* Begin Records to use *

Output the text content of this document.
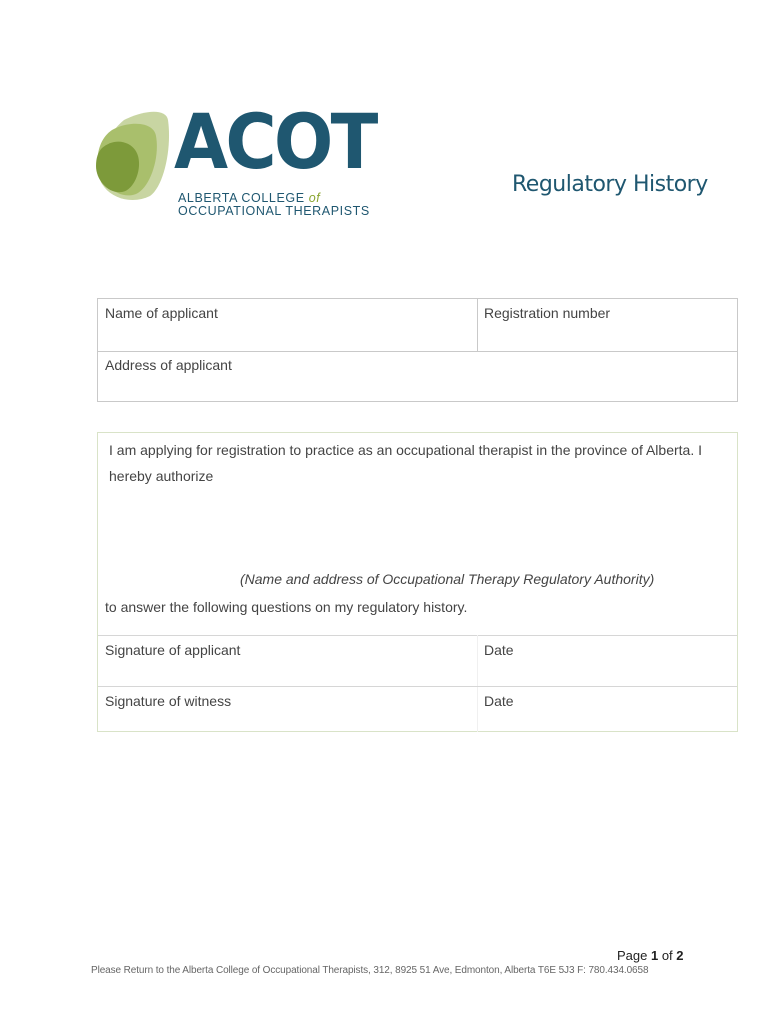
ACOT
ALBERTA COLLEGE of
OCCUPATIONAL THERAPISTS
Regulatory History
Name of applicant	Registration number
Address of applicant
I am applying for registration to practice as an occupational therapist in the province of Alberta. I hereby authorize
(Name and address of Occupational Therapy Regulatory Authority)
to answer the following questions on my regulatory history.
Signature of applicant	Date
Signature of witness	Date
Page 1 of 2
Please Return to the Alberta College of Occupational Therapists, 312, 8925 51 Ave, Edmonton, Alberta T6E 5J3 F: 780.434.0658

* End Records to use *

Written problem:
Scan the material above for the string "Signature" and return the lines that hold it.

Answer to the problem:
Signature of applicant	Date
Signature of witness	Date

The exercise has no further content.